> _TASK TO CARRY OUT_
Your task is to repeat all of the material exactly.

(Source records)
+++

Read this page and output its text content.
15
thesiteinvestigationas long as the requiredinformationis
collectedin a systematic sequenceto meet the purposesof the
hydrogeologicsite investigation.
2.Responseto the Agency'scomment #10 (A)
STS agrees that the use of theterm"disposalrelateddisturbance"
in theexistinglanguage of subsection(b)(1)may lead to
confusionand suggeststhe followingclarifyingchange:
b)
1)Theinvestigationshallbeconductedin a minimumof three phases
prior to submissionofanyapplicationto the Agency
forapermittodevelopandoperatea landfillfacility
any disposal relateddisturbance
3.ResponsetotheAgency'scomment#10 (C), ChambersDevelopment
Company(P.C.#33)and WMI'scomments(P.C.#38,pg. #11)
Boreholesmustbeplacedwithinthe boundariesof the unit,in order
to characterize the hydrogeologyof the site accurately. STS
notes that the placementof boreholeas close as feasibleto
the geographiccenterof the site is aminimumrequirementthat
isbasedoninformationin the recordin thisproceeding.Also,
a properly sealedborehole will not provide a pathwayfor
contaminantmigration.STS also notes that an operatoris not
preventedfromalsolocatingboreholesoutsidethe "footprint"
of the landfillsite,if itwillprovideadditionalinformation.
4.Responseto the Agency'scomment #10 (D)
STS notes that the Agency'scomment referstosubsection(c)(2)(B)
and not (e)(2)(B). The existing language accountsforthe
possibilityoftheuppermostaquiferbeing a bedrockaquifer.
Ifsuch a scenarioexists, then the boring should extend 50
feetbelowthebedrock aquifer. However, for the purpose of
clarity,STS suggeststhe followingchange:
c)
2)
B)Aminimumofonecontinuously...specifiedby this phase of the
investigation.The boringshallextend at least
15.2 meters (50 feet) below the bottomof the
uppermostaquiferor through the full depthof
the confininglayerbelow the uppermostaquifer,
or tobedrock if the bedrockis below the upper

+++

> _EXERCISE RESULT_
Read this page and output its text content.
15
thesiteinvestigationas long as the requiredinformationis
collectedin a systematic sequenceto meet the purposesof the
hydrogeologicsite investigation.
2.Responseto the Agency'scomment #10 (A)
STS agrees that the use of theterm"disposalrelateddisturbance"
in theexistinglanguage of subsection(b)(1)may lead to
confusionand suggeststhe followingclarifyingchange:
b)
1)Theinvestigationshallbeconductedin a minimumof three phases
prior to submissionofanyapplicationto the Agency
forapermittodevelopandoperatea landfillfacility
any disposal relateddisturbance
3.ResponsetotheAgency'scomment#10 (C), ChambersDevelopment
Company(P.C.#33)and WMI'scomments(P.C.#38,pg. #11)
Boreholesmustbeplacedwithinthe boundariesof the unit,in order
to characterize the hydrogeologyof the site accurately. STS
notes that the placementof boreholeas close as feasibleto
the geographiccenterof the site is aminimumrequirementthat
isbasedoninformationin the recordin thisproceeding.Also,
a properly sealedborehole will not provide a pathwayfor
contaminantmigration.STS also notes that an operatoris not
preventedfromalsolocatingboreholesoutsidethe "footprint"
of the landfillsite,if itwillprovideadditionalinformation.
4.Responseto the Agency'scomment #10 (D)
STS notes that the Agency'scomment referstosubsection(c)(2)(B)
and not (e)(2)(B). The existing language accountsforthe
possibilityoftheuppermostaquiferbeing a bedrockaquifer.
Ifsuch a scenarioexists, then the boring should extend 50
feetbelowthebedrock aquifer. However, for the purpose of
clarity,STS suggeststhe followingchange:
c)
2)
B)Aminimumofonecontinuously...specifiedby this phase of the
investigation.The boringshallextend at least
15.2 meters (50 feet) below the bottomof the
uppermostaquiferor through the full depthof
the confininglayerbelow the uppermostaquifer,
or tobedrock if the bedrockis below the upper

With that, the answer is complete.